------ INFORMATION PROVIDED ------
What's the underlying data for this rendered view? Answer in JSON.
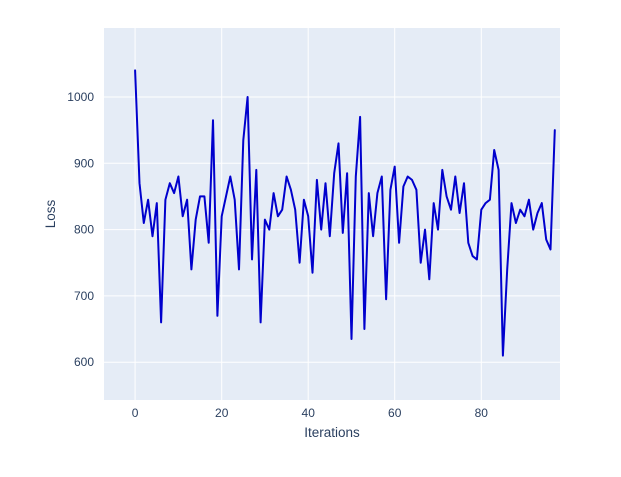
{
  "chart_data": {
    "type": "line",
    "title": "",
    "xlabel": "Iterations",
    "ylabel": "Loss",
    "x_ticks": [
      0,
      20,
      40,
      60,
      80
    ],
    "y_ticks": [
      600,
      700,
      800,
      900,
      1000
    ],
    "xlim": [
      -7.2,
      98.2
    ],
    "ylim": [
      543,
      1104
    ],
    "grid": true,
    "legend": "none",
    "plot_bg": "#e5ecf6",
    "grid_color": "#ffffff",
    "line_color": "#0000cd",
    "font_color": "#2a3f5f",
    "x_is_index": true,
    "series": [
      {
        "name": "loss",
        "y": [
          1040,
          870,
          810,
          845,
          790,
          840,
          660,
          845,
          870,
          855,
          880,
          820,
          845,
          740,
          815,
          850,
          850,
          780,
          965,
          670,
          820,
          850,
          880,
          845,
          740,
          935,
          1000,
          755,
          890,
          660,
          815,
          800,
          855,
          820,
          830,
          880,
          860,
          830,
          750,
          845,
          820,
          735,
          875,
          800,
          870,
          790,
          885,
          930,
          795,
          885,
          635,
          880,
          970,
          650,
          855,
          790,
          855,
          880,
          695,
          860,
          895,
          780,
          865,
          880,
          875,
          860,
          750,
          800,
          725,
          840,
          800,
          890,
          850,
          830,
          880,
          825,
          870,
          780,
          760,
          755,
          830,
          840,
          845,
          920,
          890,
          610,
          740,
          840,
          810,
          830,
          820,
          845,
          800,
          825,
          840,
          785,
          770,
          950
        ]
      }
    ]
  }
}
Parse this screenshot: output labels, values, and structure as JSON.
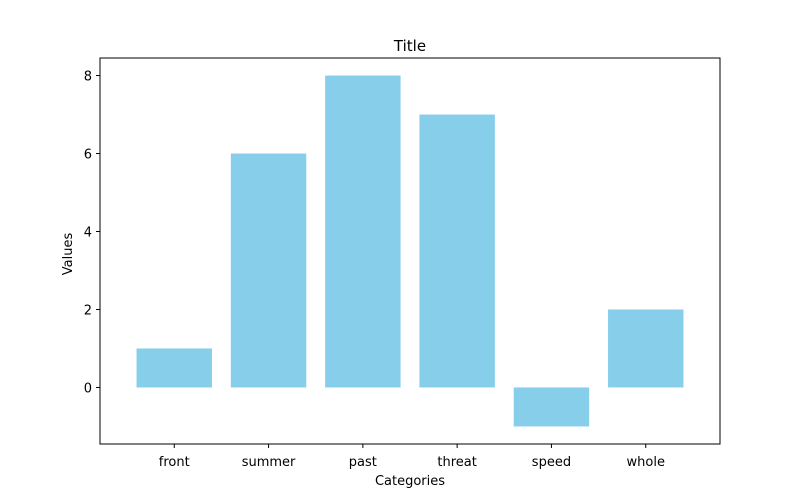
{
  "chart_data": {
    "type": "bar",
    "title": "Title",
    "xlabel": "Categories",
    "ylabel": "Values",
    "categories": [
      "front",
      "summer",
      "past",
      "threat",
      "speed",
      "whole"
    ],
    "values": [
      1,
      6,
      8,
      7,
      -1,
      2
    ],
    "ylim": [
      -1.45,
      8.45
    ],
    "yticks": [
      0,
      2,
      4,
      6,
      8
    ],
    "grid": false,
    "bar_color": "#87ceeb"
  }
}
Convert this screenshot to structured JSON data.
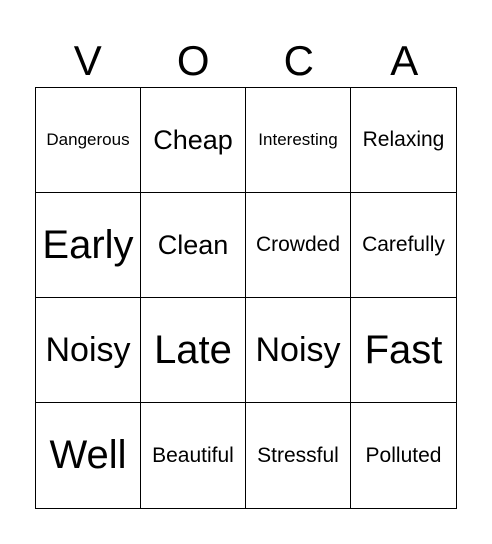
{
  "header": {
    "letters": [
      "V",
      "O",
      "C",
      "A"
    ]
  },
  "board": {
    "rows": [
      [
        "Dangerous",
        "Cheap",
        "Interesting",
        "Relaxing"
      ],
      [
        "Early",
        "Clean",
        "Crowded",
        "Carefully"
      ],
      [
        "Noisy",
        "Late",
        "Noisy",
        "Fast"
      ],
      [
        "Well",
        "Beautiful",
        "Stressful",
        "Polluted"
      ]
    ]
  }
}
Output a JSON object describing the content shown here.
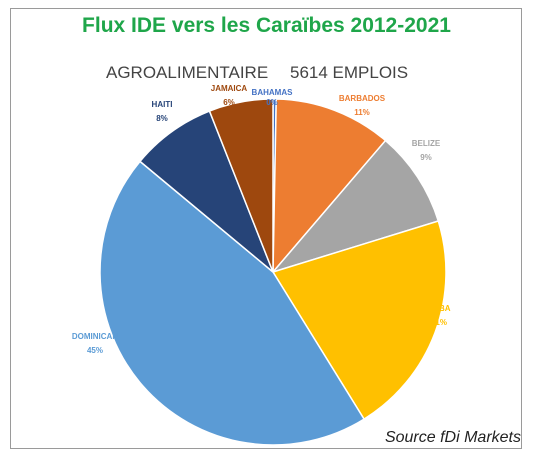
{
  "chart_data": {
    "type": "pie",
    "title": "Flux IDE vers les Caraïbes 2012-2021",
    "subtitle_sector": "AGROALIMENTAIRE",
    "subtitle_jobs": "5614 EMPLOIS",
    "source": "Source fDi Markets",
    "slices": [
      {
        "label": "BAHAMAS",
        "value_label": "0%",
        "value": 0.3,
        "color": "#4472c4"
      },
      {
        "label": "BARBADOS",
        "value_label": "11%",
        "value": 11,
        "color": "#ed7d31"
      },
      {
        "label": "BELIZE",
        "value_label": "9%",
        "value": 9,
        "color": "#a5a5a5"
      },
      {
        "label": "CUBA",
        "value_label": "21%",
        "value": 21,
        "color": "#ffc000"
      },
      {
        "label": "DOMINICAN",
        "value_label": "45%",
        "value": 45,
        "color": "#5b9bd5"
      },
      {
        "label": "HAITI",
        "value_label": "8%",
        "value": 8,
        "color": "#264478"
      },
      {
        "label": "JAMAICA",
        "value_label": "6%",
        "value": 6,
        "color": "#9e480e"
      }
    ]
  }
}
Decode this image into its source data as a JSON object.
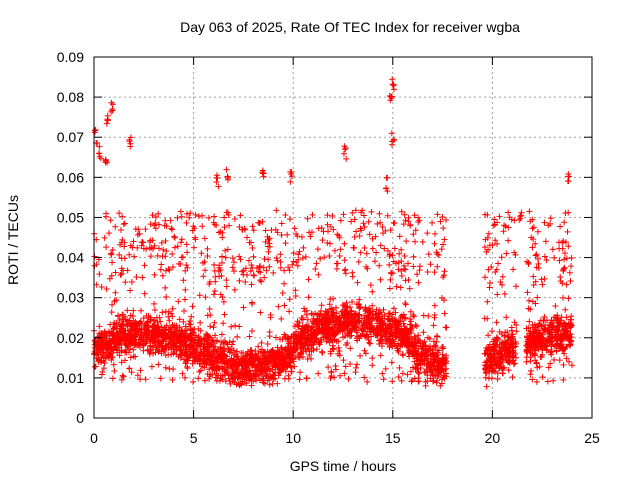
{
  "chart_data": {
    "type": "scatter",
    "title": "Day 063 of 2025, Rate Of TEC Index for receiver wgba",
    "xlabel": "GPS time / hours",
    "ylabel": "ROTI / TECUs",
    "xlim": [
      0,
      25
    ],
    "ylim": [
      0,
      0.09
    ],
    "xticks": [
      "0",
      "5",
      "10",
      "15",
      "20",
      "25"
    ],
    "yticks": [
      "0",
      "0.01",
      "0.02",
      "0.03",
      "0.04",
      "0.05",
      "0.06",
      "0.07",
      "0.08",
      "0.09"
    ],
    "grid": true,
    "marker": "plus",
    "color": "#ff0000",
    "data_segments": [
      {
        "x_start": 0.0,
        "x_end": 17.7
      },
      {
        "x_start": 19.6,
        "x_end": 21.2
      },
      {
        "x_start": 21.7,
        "x_end": 24.0
      }
    ],
    "typical_range": [
      0.005,
      0.035
    ],
    "peaks": [
      {
        "x": 0.1,
        "y": 0.072
      },
      {
        "x": 0.3,
        "y": 0.068
      },
      {
        "x": 0.7,
        "y": 0.076
      },
      {
        "x": 0.9,
        "y": 0.079
      },
      {
        "x": 1.8,
        "y": 0.07
      },
      {
        "x": 0.6,
        "y": 0.065
      },
      {
        "x": 6.2,
        "y": 0.061
      },
      {
        "x": 6.7,
        "y": 0.062
      },
      {
        "x": 8.5,
        "y": 0.063
      },
      {
        "x": 9.9,
        "y": 0.062
      },
      {
        "x": 12.6,
        "y": 0.068
      },
      {
        "x": 14.7,
        "y": 0.06
      },
      {
        "x": 14.9,
        "y": 0.081
      },
      {
        "x": 15.0,
        "y": 0.085
      },
      {
        "x": 15.0,
        "y": 0.071
      },
      {
        "x": 21.4,
        "y": 0.052
      },
      {
        "x": 23.8,
        "y": 0.061
      }
    ]
  }
}
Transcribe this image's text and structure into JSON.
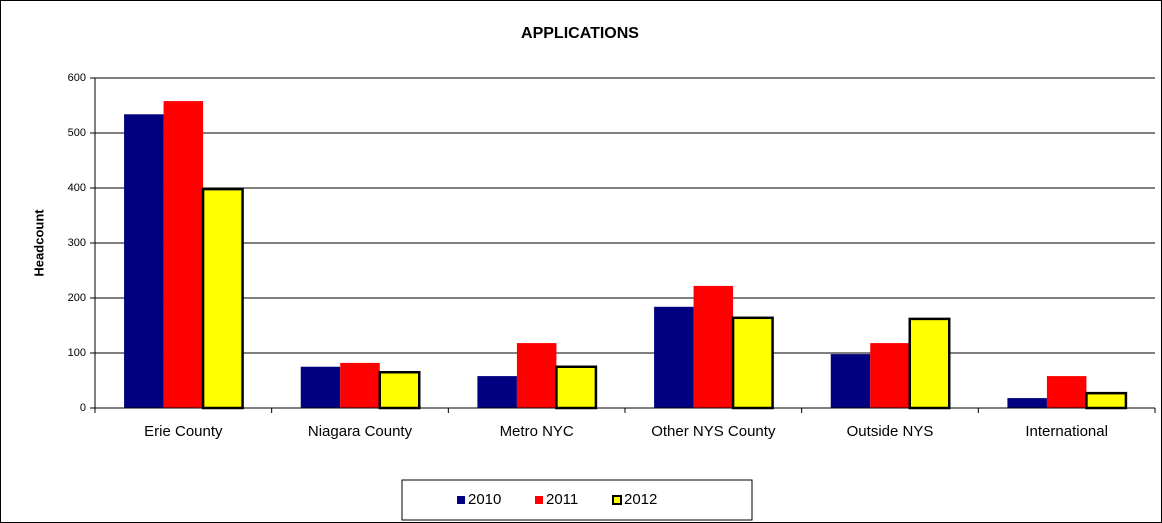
{
  "chart_data": {
    "type": "bar",
    "title": "APPLICATIONS",
    "y_label": "Headcount",
    "categories": [
      "Erie County",
      "Niagara County",
      "Metro NYC",
      "Other NYS County",
      "Outside NYS",
      "International"
    ],
    "series": [
      {
        "name": "2010",
        "color": "#000080",
        "values": [
          534,
          75,
          58,
          184,
          98,
          18
        ]
      },
      {
        "name": "2011",
        "color": "#ff0000",
        "values": [
          558,
          82,
          118,
          222,
          118,
          58
        ]
      },
      {
        "name": "2012",
        "color": "#ffff00",
        "edgecolor": "#000000",
        "values": [
          398,
          65,
          75,
          164,
          162,
          27
        ]
      }
    ],
    "ylim": [
      0,
      600
    ],
    "yticks": [
      0,
      100,
      200,
      300,
      400,
      500,
      600
    ],
    "grid": true,
    "legend": "bottom"
  }
}
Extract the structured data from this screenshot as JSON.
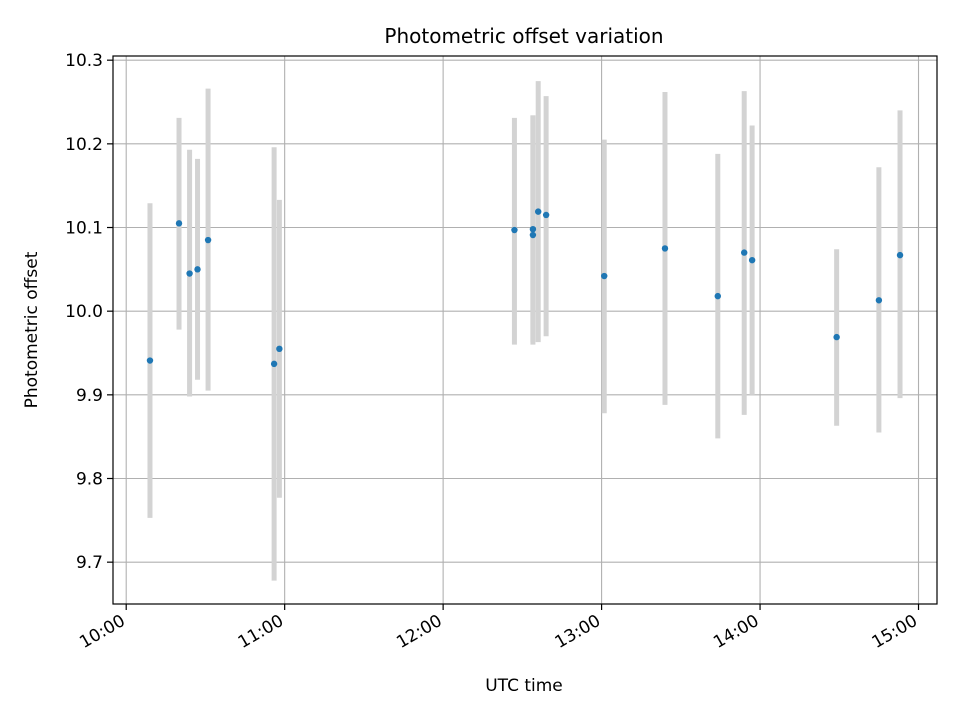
{
  "chart_data": {
    "type": "scatter",
    "title": "Photometric offset variation",
    "xlabel": "UTC time",
    "ylabel": "Photometric offset",
    "xlim": [
      "09:55",
      "15:07"
    ],
    "ylim": [
      9.65,
      10.305
    ],
    "x_ticks": [
      "10:00",
      "11:00",
      "12:00",
      "13:00",
      "14:00",
      "15:00"
    ],
    "y_ticks": [
      9.7,
      9.8,
      9.9,
      10.0,
      10.1,
      10.2,
      10.3
    ],
    "grid": true,
    "series": [
      {
        "marker_color": "#1f77b4",
        "errorbar_color": "#d3d3d3",
        "points": [
          {
            "x": "10:09",
            "y": 9.941,
            "ylow": 9.753,
            "yhigh": 10.129
          },
          {
            "x": "10:20",
            "y": 10.105,
            "ylow": 9.978,
            "yhigh": 10.231
          },
          {
            "x": "10:24",
            "y": 10.045,
            "ylow": 9.898,
            "yhigh": 10.193
          },
          {
            "x": "10:27",
            "y": 10.05,
            "ylow": 9.918,
            "yhigh": 10.182
          },
          {
            "x": "10:31",
            "y": 10.085,
            "ylow": 9.905,
            "yhigh": 10.266
          },
          {
            "x": "10:56",
            "y": 9.937,
            "ylow": 9.678,
            "yhigh": 10.196
          },
          {
            "x": "10:58",
            "y": 9.955,
            "ylow": 9.777,
            "yhigh": 10.133
          },
          {
            "x": "12:27",
            "y": 10.097,
            "ylow": 9.96,
            "yhigh": 10.231
          },
          {
            "x": "12:34",
            "y": 10.091,
            "ylow": 9.96,
            "yhigh": 10.234
          },
          {
            "x": "12:34",
            "y": 10.098,
            "ylow": 9.963,
            "yhigh": 10.234
          },
          {
            "x": "12:36",
            "y": 10.119,
            "ylow": 9.963,
            "yhigh": 10.275
          },
          {
            "x": "12:39",
            "y": 10.115,
            "ylow": 9.97,
            "yhigh": 10.257
          },
          {
            "x": "13:01",
            "y": 10.042,
            "ylow": 9.878,
            "yhigh": 10.205
          },
          {
            "x": "13:24",
            "y": 10.075,
            "ylow": 9.888,
            "yhigh": 10.262
          },
          {
            "x": "13:44",
            "y": 10.018,
            "ylow": 9.848,
            "yhigh": 10.188
          },
          {
            "x": "13:54",
            "y": 10.07,
            "ylow": 9.876,
            "yhigh": 10.263
          },
          {
            "x": "13:57",
            "y": 10.061,
            "ylow": 9.9,
            "yhigh": 10.222
          },
          {
            "x": "14:29",
            "y": 9.969,
            "ylow": 9.863,
            "yhigh": 10.074
          },
          {
            "x": "14:45",
            "y": 10.013,
            "ylow": 9.855,
            "yhigh": 10.172
          },
          {
            "x": "14:53",
            "y": 10.067,
            "ylow": 9.896,
            "yhigh": 10.24
          }
        ]
      }
    ]
  }
}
------
> **WHAT THE EXERCISE ASKS**: Provide only the number of lines in the entries that hold the word "image".

> **WORKED ANSWER**: 2